>> BEGIN Provided data

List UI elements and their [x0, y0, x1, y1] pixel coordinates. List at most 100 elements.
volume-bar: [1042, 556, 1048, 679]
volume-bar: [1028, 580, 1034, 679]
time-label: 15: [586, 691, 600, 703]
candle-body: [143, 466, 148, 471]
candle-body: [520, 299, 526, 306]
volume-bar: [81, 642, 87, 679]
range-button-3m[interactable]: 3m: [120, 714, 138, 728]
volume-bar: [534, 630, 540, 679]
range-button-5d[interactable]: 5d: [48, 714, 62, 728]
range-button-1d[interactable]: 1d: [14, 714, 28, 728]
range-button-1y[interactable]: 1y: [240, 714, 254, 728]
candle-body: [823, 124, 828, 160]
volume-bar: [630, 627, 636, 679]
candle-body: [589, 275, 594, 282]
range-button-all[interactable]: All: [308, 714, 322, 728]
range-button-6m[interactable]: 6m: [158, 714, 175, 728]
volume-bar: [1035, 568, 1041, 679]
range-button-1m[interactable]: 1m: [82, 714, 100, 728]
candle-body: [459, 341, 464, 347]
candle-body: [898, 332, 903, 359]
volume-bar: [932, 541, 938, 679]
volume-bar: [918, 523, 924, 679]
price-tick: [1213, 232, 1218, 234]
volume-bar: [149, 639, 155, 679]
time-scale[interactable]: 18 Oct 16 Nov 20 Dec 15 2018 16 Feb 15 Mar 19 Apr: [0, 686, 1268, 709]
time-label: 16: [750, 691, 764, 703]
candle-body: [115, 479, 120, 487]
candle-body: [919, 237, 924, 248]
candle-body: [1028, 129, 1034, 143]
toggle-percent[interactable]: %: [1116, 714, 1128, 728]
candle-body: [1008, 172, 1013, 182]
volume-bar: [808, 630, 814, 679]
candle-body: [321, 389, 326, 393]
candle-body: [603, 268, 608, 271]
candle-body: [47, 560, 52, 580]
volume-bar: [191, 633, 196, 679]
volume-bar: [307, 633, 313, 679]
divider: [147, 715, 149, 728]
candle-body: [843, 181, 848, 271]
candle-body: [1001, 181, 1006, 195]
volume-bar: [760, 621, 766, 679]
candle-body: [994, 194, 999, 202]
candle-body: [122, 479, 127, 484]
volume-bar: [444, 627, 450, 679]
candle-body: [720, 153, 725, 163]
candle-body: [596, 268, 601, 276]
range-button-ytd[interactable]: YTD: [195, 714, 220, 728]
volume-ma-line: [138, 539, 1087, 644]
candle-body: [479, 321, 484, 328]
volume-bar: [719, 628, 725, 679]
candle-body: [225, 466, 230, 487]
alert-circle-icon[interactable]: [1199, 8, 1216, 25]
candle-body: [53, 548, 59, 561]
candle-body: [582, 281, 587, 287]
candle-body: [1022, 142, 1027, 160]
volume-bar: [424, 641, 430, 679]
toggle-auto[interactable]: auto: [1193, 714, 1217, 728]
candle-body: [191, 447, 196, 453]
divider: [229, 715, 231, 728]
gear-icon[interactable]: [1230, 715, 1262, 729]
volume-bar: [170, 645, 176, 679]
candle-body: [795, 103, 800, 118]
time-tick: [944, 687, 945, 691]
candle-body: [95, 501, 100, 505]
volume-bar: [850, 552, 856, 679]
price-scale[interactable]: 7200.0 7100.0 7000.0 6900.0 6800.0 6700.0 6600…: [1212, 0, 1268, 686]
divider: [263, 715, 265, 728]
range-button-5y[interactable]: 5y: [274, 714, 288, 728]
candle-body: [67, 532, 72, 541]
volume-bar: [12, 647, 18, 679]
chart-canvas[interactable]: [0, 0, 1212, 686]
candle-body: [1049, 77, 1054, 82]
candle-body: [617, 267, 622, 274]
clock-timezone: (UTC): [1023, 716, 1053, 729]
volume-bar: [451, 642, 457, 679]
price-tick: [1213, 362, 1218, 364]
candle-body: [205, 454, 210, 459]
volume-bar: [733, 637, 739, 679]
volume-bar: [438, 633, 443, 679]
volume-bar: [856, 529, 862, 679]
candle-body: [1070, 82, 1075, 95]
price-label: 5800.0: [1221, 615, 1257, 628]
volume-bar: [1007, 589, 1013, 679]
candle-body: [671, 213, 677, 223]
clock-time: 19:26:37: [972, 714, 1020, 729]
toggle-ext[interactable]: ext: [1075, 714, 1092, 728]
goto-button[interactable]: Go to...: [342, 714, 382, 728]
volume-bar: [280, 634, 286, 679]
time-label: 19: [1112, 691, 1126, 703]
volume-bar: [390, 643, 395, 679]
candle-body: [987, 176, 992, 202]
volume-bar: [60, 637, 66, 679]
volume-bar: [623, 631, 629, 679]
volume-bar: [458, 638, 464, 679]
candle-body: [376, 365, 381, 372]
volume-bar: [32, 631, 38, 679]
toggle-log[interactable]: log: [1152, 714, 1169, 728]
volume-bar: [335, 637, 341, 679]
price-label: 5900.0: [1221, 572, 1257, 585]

>> END Provided data

What the exercise asks
Convert the lines above into a JSON list of strings, one string per line, omitting any blank lines.

Response to the exercise
[
  "List UI elements and their [x0, y0, x1, y1] pixel coordinates. List at most 100 elements.",
  "volume-bar: [1042, 556, 1048, 679]",
  "volume-bar: [1028, 580, 1034, 679]",
  "time-label: 15: [586, 691, 600, 703]",
  "candle-body: [143, 466, 148, 471]",
  "candle-body: [520, 299, 526, 306]",
  "volume-bar: [81, 642, 87, 679]",
  "range-button-3m[interactable]: 3m: [120, 714, 138, 728]",
  "volume-bar: [534, 630, 540, 679]",
  "range-button-5d[interactable]: 5d: [48, 714, 62, 728]",
  "range-button-1d[interactable]: 1d: [14, 714, 28, 728]",
  "range-button-1y[interactable]: 1y: [240, 714, 254, 728]",
  "candle-body: [823, 124, 828, 160]",
  "volume-bar: [630, 627, 636, 679]",
  "candle-body: [589, 275, 594, 282]",
  "range-button-all[interactable]: All: [308, 714, 322, 728]",
  "range-button-6m[interactable]: 6m: [158, 714, 175, 728]",
  "volume-bar: [1035, 568, 1041, 679]",
  "range-button-1m[interactable]: 1m: [82, 714, 100, 728]",
  "candle-body: [459, 341, 464, 347]",
  "candle-body: [898, 332, 903, 359]",
  "volume-bar: [932, 541, 938, 679]",
  "volume-bar: [918, 523, 924, 679]",
  "price-tick: [1213, 232, 1218, 234]",
  "volume-bar: [149, 639, 155, 679]",
  "time-scale[interactable]: 18 Oct 16 Nov 20 Dec 15 2018 16 Feb 15 Mar 19 Apr: [0, 686, 1268, 709]",
  "time-label: 16: [750, 691, 764, 703]",
  "candle-body: [115, 479, 120, 487]",
  "candle-body: [919, 237, 924, 248]",
  "candle-body: [1028, 129, 1034, 143]",
  "toggle-percent[interactable]: %: [1116, 714, 1128, 728]",
  "candle-body: [1008, 172, 1013, 182]",
  "volume-bar: [808, 630, 814, 679]",
  "candle-body: [321, 389, 326, 393]",
  "candle-body: [603, 268, 608, 271]",
  "candle-body: [47, 560, 52, 580]",
  "volume-bar: [191, 633, 196, 679]",
  "volume-bar: [307, 633, 313, 679]",
  "divider: [147, 715, 149, 728]",
  "candle-body: [843, 181, 848, 271]",
  "candle-body: [1001, 181, 1006, 195]",
  "volume-bar: [760, 621, 766, 679]",
  "candle-body: [994, 194, 999, 202]",
  "candle-body: [122, 479, 127, 484]",
  "volume-bar: [444, 627, 450, 679]",
  "candle-body: [720, 153, 725, 163]",
  "candle-body: [596, 268, 601, 276]",
  "range-button-ytd[interactable]: YTD: [195, 714, 220, 728]",
  "volume-ma-line: [138, 539, 1087, 644]",
  "candle-body: [479, 321, 484, 328]",
  "volume-bar: [719, 628, 725, 679]",
  "candle-body: [225, 466, 230, 487]",
  "alert-circle-icon[interactable]: [1199, 8, 1216, 25]",
  "candle-body: [53, 548, 59, 561]",
  "candle-body: [582, 281, 587, 287]",
  "candle-body: [1022, 142, 1027, 160]",
  "volume-bar: [424, 641, 430, 679]",
  "toggle-auto[interactable]: auto: [1193, 714, 1217, 728]",
  "candle-body: [191, 447, 196, 453]",
  "divider: [229, 715, 231, 728]",
  "gear-icon[interactable]: [1230, 715, 1262, 729]",
  "volume-bar: [170, 645, 176, 679]",
  "candle-body: [795, 103, 800, 118]",
  "time-tick: [944, 687, 945, 691]",
  "candle-body: [95, 501, 100, 505]",
  "volume-bar: [850, 552, 856, 679]",
  "price-scale[interactable]: 7200.0 7100.0 7000.0 6900.0 6800.0 6700.0 6600…: [1212, 0, 1268, 686]",
  "divider: [263, 715, 265, 728]",
  "range-button-5y[interactable]: 5y: [274, 714, 288, 728]",
  "candle-body: [67, 532, 72, 541]",
  "volume-bar: [12, 647, 18, 679]",
  "chart-canvas[interactable]: [0, 0, 1212, 686]",
  "candle-body: [1049, 77, 1054, 82]",
  "candle-body: [617, 267, 622, 274]",
  "clock-timezone: (UTC): [1023, 716, 1053, 729]",
  "volume-bar: [451, 642, 457, 679]",
  "price-tick: [1213, 362, 1218, 364]",
  "candle-body: [205, 454, 210, 459]",
  "volume-bar: [733, 637, 739, 679]",
  "volume-bar: [438, 633, 443, 679]",
  "volume-bar: [856, 529, 862, 679]",
  "candle-body: [1070, 82, 1075, 95]",
  "price-label: 5800.0: [1221, 615, 1257, 628]",
  "volume-bar: [1007, 589, 1013, 679]",
  "candle-body: [671, 213, 677, 223]",
  "clock-time: 19:26:37: [972, 714, 1020, 729]",
  "toggle-ext[interactable]: ext: [1075, 714, 1092, 728]",
  "goto-button[interactable]: Go to...: [342, 714, 382, 728]",
  "volume-bar: [280, 634, 286, 679]",
  "time-label: 19: [1112, 691, 1126, 703]",
  "volume-bar: [390, 643, 395, 679]",
  "candle-body: [987, 176, 992, 202]",
  "volume-bar: [60, 637, 66, 679]",
  "volume-bar: [623, 631, 629, 679]",
  "volume-bar: [458, 638, 464, 679]",
  "candle-body: [376, 365, 381, 372]",
  "volume-bar: [32, 631, 38, 679]",
  "toggle-log[interactable]: log: [1152, 714, 1169, 728]",
  "volume-bar: [335, 637, 341, 679]",
  "price-label: 5900.0: [1221, 572, 1257, 585]"
]